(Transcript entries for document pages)
--------

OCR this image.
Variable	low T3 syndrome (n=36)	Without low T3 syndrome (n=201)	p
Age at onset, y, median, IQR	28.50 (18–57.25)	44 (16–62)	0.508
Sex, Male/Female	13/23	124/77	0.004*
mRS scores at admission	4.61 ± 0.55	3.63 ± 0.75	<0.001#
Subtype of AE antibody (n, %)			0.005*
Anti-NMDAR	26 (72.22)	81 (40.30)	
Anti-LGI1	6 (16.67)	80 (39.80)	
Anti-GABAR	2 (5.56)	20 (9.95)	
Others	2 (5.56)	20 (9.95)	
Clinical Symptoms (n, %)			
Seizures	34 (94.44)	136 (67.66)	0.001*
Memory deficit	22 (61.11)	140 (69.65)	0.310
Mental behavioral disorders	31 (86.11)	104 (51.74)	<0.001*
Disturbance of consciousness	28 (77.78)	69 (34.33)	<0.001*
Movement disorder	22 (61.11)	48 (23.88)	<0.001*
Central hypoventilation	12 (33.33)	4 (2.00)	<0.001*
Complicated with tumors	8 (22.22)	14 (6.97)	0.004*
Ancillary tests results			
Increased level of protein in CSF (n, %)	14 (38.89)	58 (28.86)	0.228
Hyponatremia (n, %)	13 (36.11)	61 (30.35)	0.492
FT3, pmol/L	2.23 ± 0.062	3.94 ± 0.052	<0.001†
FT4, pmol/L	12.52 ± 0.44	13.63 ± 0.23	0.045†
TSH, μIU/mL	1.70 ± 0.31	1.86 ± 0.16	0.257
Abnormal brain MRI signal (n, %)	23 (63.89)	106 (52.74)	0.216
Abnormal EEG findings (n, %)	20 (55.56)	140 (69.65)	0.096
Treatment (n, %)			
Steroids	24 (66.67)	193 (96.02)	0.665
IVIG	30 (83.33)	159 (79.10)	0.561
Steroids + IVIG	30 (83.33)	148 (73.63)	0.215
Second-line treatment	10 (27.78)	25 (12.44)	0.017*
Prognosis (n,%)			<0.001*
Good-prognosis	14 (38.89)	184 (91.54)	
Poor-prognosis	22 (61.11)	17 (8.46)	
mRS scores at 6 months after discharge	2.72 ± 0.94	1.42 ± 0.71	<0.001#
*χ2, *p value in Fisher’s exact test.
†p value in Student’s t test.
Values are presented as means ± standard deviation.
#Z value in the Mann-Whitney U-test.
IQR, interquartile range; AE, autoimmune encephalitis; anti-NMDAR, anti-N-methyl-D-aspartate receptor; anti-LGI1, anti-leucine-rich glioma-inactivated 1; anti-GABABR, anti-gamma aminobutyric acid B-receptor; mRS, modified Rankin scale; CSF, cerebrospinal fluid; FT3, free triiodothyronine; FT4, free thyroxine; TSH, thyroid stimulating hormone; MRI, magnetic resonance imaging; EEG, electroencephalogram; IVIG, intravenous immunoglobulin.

--------

Exercise details: From the data above, show each line that contains "Steroids".

Completed exercise:
Steroids	24 (66.67)	193 (96.02)	0.665
Steroids + IVIG	30 (83.33)	148 (73.63)	0.215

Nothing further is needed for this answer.